Supplied records:
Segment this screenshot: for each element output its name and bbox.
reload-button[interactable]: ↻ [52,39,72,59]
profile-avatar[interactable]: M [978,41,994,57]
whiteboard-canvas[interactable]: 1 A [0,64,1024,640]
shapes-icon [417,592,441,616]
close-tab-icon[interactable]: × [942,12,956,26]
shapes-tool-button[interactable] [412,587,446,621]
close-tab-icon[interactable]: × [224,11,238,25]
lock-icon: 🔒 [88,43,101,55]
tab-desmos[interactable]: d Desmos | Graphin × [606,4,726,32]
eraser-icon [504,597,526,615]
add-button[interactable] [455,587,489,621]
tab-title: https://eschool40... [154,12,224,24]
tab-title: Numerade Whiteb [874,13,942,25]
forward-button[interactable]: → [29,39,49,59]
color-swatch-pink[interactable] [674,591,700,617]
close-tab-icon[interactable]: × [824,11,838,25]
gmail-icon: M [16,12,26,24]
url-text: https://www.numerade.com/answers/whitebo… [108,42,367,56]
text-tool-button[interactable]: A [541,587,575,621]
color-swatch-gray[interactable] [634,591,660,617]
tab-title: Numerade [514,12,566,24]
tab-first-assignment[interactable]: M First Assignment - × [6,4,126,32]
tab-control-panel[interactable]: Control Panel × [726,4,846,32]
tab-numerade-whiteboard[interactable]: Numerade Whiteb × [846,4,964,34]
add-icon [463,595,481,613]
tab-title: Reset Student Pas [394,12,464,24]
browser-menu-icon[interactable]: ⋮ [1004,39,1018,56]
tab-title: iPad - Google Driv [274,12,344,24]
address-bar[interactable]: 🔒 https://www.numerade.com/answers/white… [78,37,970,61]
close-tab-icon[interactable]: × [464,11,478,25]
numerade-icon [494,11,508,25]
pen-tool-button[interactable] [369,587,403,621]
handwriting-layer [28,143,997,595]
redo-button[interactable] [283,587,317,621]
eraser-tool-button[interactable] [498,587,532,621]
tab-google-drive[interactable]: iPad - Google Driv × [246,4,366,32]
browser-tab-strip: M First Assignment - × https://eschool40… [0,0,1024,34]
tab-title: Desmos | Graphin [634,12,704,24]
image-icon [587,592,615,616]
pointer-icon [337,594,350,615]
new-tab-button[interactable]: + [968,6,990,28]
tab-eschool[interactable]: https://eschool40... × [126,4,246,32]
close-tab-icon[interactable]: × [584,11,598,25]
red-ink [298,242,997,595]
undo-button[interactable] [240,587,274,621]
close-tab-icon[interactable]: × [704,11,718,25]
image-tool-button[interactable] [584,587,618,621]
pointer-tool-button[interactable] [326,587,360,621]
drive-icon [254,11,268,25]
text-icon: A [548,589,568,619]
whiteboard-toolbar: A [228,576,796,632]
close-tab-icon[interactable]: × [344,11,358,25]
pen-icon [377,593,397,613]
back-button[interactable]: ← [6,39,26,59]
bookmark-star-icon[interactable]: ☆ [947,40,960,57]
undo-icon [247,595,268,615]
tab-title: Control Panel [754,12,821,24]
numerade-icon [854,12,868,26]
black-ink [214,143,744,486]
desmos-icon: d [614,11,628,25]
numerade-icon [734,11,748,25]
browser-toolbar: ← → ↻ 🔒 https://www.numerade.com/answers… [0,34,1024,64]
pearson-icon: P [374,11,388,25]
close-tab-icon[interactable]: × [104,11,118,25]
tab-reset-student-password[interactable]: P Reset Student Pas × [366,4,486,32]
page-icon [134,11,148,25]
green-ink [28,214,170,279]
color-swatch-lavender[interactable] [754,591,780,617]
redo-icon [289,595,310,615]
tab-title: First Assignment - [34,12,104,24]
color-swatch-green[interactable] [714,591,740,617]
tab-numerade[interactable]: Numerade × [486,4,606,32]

What you should do: Switch "shapes-icon" to "shapes-glyph" and write out the stretch from the first of the rows through the row containing "forward-button[interactable]: → [29,39,49,59]", with nothing else altered.

Result of this exercise:
Segment this screenshot: for each element output its name and bbox.
reload-button[interactable]: ↻ [52,39,72,59]
profile-avatar[interactable]: M [978,41,994,57]
whiteboard-canvas[interactable]: 1 A [0,64,1024,640]
shapes-glyph [417,592,441,616]
close-tab-icon[interactable]: × [942,12,956,26]
shapes-tool-button[interactable] [412,587,446,621]
close-tab-icon[interactable]: × [224,11,238,25]
lock-icon: 🔒 [88,43,101,55]
tab-desmos[interactable]: d Desmos | Graphin × [606,4,726,32]
eraser-icon [504,597,526,615]
add-button[interactable] [455,587,489,621]
tab-title: https://eschool40... [154,12,224,24]
tab-title: Numerade Whiteb [874,13,942,25]
forward-button[interactable]: → [29,39,49,59]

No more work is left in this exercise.